* start Exercise inputs *

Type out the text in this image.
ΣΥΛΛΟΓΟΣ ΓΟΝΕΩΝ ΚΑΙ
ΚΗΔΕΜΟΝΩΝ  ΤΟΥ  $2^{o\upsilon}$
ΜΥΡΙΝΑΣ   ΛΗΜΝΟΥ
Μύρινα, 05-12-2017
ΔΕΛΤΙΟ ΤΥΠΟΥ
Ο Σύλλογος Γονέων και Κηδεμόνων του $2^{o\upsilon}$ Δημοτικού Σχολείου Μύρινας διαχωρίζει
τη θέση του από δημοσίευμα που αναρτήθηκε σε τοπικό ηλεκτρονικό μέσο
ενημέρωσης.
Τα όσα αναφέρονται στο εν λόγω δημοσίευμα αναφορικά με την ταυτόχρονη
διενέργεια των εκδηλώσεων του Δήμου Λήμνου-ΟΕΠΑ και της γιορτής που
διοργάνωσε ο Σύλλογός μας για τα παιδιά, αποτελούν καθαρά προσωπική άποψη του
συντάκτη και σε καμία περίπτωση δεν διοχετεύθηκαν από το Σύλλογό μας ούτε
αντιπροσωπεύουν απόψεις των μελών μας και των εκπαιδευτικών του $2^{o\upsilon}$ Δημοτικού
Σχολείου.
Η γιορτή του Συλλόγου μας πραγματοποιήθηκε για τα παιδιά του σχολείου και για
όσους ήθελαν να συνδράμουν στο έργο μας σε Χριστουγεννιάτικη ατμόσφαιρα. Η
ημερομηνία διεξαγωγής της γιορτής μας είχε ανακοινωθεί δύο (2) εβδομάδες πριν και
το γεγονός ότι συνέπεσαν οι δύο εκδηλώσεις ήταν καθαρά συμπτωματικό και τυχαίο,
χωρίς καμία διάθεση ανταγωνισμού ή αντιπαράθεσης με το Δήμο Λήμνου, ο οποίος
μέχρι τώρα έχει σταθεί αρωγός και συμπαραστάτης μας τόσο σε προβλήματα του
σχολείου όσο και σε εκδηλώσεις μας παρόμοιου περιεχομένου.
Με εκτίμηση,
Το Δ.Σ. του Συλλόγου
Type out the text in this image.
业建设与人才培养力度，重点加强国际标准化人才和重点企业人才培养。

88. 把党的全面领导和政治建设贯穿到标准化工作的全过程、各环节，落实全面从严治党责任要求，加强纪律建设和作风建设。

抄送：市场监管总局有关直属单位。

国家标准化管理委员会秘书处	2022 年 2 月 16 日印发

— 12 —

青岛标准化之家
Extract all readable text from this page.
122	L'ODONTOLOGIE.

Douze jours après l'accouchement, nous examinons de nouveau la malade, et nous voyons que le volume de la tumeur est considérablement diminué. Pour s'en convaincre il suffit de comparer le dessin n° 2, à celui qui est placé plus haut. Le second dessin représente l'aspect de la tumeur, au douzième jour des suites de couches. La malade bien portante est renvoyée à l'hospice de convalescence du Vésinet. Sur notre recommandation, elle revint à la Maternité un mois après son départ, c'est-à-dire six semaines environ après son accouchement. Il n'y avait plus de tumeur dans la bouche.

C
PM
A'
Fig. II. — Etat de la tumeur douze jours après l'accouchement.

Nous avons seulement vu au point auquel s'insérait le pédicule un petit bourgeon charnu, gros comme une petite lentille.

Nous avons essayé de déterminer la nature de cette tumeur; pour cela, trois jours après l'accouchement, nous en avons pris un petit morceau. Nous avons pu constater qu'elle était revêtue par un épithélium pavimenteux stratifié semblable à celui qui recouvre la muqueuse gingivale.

* end Exercise inputs *

## To do
Go through the material above and copy each line that has the word "tumeur".

## Exercise response
Douze jours après l'accouchement, nous examinons de nouveau la malade, et nous voyons que le volume de la tumeur est considérablement diminué. Pour s'en convaincre il suffit de comparer le dessin n° 2, à celui qui est placé plus haut. Le second dessin représente l'aspect de la tumeur, au douzième jour des suites de couches. La malade bien portante est renvoyée à l'hospice de convalescence du Vésinet. Sur notre recommandation, elle revint à la Maternité un mois après son départ, c'est-à-dire six semaines environ après son accouchement. Il n'y avait plus de tumeur dans la bouche.
Fig. II. — Etat de la tumeur douze jours après l'accouchement.
Nous avons essayé de déterminer la nature de cette tumeur; pour cela, trois jours après l'accouchement, nous en avons pris un petit morceau. Nous avons pu constater qu'elle était revêtue par un épithélium pavimenteux stratifié semblable à celui qui recouvre la muqueuse gingivale.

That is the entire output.